*** Document segment Section Begins ***

Prison officers outlined the dangers they face in their day-to-day jobs.

PRISON OFFICERS ARE stabbed, beaten and bitten on a regular basis. However, it is not the physical pain which keeps them awake at night: it’s the fear that members of a gang might follow through with a threat issued by a convicted criminal earlier that day.

That was the message at the Prison Officers’ Association’s conference yesterday, where they outlined some of the dangers they face in their jobs.

Some of the country’s most dangerous people are locked up in our prisons. They are there because they have killed and maimed, raped or thieved. And then there are those who have to watch them: the officers who say they are frequently targeted with serious threats.

Assistant General Secretary of the Prison Officers Association (POA), Gabriel Keaveney, spoke at the conference of the increase in the number of threats made by prisoners since the Kinahan/Hutch feud began last year.

“In recent times in one of our prisons, a female officer was targeted,” he said. “Damage was done to her car. Her house was targeted on a number of occasions. It is not unusual for a prisoner to say to you: ‘I know where you live, I’ll burn your house down, I’ll get your kids.’”

Despite being locked up, some gang leaders still wield the power, directing operations from their prison cells, all the while controlling exactly what happens on their wing. It’s a constant battle for prison officers to find out which gang is fighting which. But the POA’s executive council believes that moving gang bosses to a segregated block could lead to a more harmonious culture within our prisons.

Keaveney added: “The gang bosses will have lieutenants operating on their behalf in prisons.

“If you have gang leaders in a place, they will have influence over a wing or a landing or a block. The influence they have is huge so you have to segregate them. We have an area in prison [suitable] for gang leaders. It’s the A Block in Portlaoise. Some of the gang leaders should be there. It can house 40 people and would make a huge difference. ”

Stephen Delaney, President of the POA, added that there are dozens of gangs operational in prisons.

He said: “If you take out 40 kingpins, the whole environment of a prison changes, even just 10 of them would change things massively. I can tell you now.”

4348 Weapons Find_90500885 The Kinahan/Hutch feud has complicated matters for prison officers. Sam Boal Sam Boal

“In Mountjoy alone, there are 18 gangs. Some of the gangs are interconnected as well so it can get very complex.”

It has gotten to the point where prison officers have to use a colour-coded system to identify prisoners as being a member of a particular gang. The Kinahan/Hutch feud “complicated things”, according to Keaveney.

“The number of prisoners on protection is rising all the time. It gets so problematic. At the moment they’re all in different locations.

*** Document segment Section Ends ***
*** Dataset excerpts Section Begins ***

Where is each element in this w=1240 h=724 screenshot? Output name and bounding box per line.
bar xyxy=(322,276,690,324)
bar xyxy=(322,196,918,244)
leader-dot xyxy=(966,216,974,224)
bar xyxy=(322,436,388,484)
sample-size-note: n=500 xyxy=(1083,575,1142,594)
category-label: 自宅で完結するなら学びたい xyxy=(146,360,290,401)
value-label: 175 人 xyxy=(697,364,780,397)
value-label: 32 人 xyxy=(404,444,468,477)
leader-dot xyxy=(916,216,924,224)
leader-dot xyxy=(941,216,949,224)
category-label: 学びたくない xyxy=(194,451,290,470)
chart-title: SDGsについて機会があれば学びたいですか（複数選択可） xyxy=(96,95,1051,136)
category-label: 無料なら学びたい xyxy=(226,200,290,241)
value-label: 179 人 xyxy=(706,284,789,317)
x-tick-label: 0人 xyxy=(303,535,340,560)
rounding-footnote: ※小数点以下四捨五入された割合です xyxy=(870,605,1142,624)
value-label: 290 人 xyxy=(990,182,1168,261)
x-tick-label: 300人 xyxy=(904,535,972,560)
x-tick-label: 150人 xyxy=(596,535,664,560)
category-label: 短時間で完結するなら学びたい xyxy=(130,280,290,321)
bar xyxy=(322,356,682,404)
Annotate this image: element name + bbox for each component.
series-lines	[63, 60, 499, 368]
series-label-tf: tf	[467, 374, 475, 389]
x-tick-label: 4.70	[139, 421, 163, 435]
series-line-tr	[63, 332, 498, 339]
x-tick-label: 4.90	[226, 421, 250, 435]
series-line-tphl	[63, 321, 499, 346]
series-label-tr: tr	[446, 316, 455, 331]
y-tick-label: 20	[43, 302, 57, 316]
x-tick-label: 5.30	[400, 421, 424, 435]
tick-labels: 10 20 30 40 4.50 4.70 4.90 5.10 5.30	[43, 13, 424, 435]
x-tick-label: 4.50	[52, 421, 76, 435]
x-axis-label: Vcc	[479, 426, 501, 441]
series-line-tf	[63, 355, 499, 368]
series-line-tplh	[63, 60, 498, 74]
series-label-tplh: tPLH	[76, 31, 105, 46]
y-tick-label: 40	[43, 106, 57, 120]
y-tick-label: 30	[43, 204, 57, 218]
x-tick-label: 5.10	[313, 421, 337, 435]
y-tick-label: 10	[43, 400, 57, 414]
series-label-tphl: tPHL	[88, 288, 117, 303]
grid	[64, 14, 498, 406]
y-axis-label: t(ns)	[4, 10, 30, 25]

*** Dataset excerpts Section Ends ***

What to work on:
- 1) In the article on prison officers' safety, shorten the paragraph beginning "Despite being locked up" while keeping its main facts.
- 2) Write the next part of the article on dangers facing prison officers, starting from its final sentence.

Results:
- 1) Some imprisoned gang leaders still hold power, directing operations from their cells and controlling what happens on their wing. Prison officers constantly struggle to find out which gang is fighting which. The POA's executive council believes that moving gang bosses to a segregated block could create a more harmonious culture in prisons.

- 2)
In some cases, it gets so problematic that you have to put a different colour card outside their door. So, the reds can mix with the blues and not the yellows. The greens are ok with the blue and not the rest. It’s insane. You also have people who were never in prison before come up to the gate and say I’m with X or Y. I’m from this part of the city.

Moving all different gang bosses has been met with opposition by senior civil servants who say that the transportation of these prisoners would be challenged in the courts.

John Clinton, General Secretary of the POA, said he welcomes the legal challenge from the convicted criminals.

Let them challenge it in the courts. In other jurisdictions they have isolation units, for violently disruptive prisoners. They call them high security estates in the UK, so you can isolate the gangs, put them into these areas. Let the criminals go to the courts. Who is running the State, the criminal gangs or the State?

Call for resources

At their national conference in Galway, members of the POA have called for the restoration of their pay, more thorough investigation of assaults against them and the facilitation of more personal protective equipment when dealing with violent prisoners.

What is particularly irksome for many of the prison guards is the disparity between the resources afforded to gardaí and those given to prison officers. Some feel that there is a lot of money being invested to catch the gang leaders but not enough goes to prison officers who actually deal with them every day.

Staff shortages are also a big problem.

11 Drugs seized_90504887 Drugs are also a big issue in Irish prisons. Garda Press Garda Press

Keaveney added: “The main resource is the staffing. We’ve also requested other resources, such as operational equipment to deal with every situation that arises in a prison environment and unfortunately, despite the recommendations of the State Claims Agency (SCA), we have yet to see materialised on the ground floor many operational features contained in that report.”

Astounded

The SCA report, published earlier this month, recommended that pepper spray be given to officers but not batons, something most officers find incomprehensible.

“We are absolutely astounded that prison officers in Ireland cannot carry batons.  They (SCA) have made a recommendation that it’s okay at the moment and we are working as we are.

We’ve asked them specifically, when two prisoners are fighting with blades, what do we do? We have to go in with our sleeves twisted up and talk to these people.

“We talk about conflict resolution, about deescalation, we do all that at the moment. We don’t go into a row and jump in as a first issue, we do know how to deescalate many situations, but how we cannot be given batons and pepper spray and equipment, we are absolutely astonished. We gave examples of Scotland and England – they carry batons, and in Northern Ireland, but still in 2017 we go into work with our two arms,” Keaveney added.

The Irish Prison Service said that the State Claims Agency report claimed that issuing all officers with batons could destroy the current relationships between officers and prisoners.

The POA has repeatedly asked to meet the Garda Commissioner to find out why, they say, assaults on prison officers are not being investigated properly. While Noirin O’Sullivan has sent a representative of the gardaí to meet with the POA, Keaveney said that they want to meet specifically with the Commissioner.

“On numerous occasions we have looked to meet her. Unfortunately, she hasn’t saw fit to have the meeting at this particular point in time. There is no point in us meeting an Assistant Commissioner or a Chief Superintendent. They can’t issue general circulars.

In a statement, the Irish Prison Service said that the increase in gang activity has had “significant implications for the management of Irish prisons”.

“Current Irish Prison Service Policy in this regard is to manage these groups and their associates on a daily basis through segregation and separation throughout the prison system,” it said.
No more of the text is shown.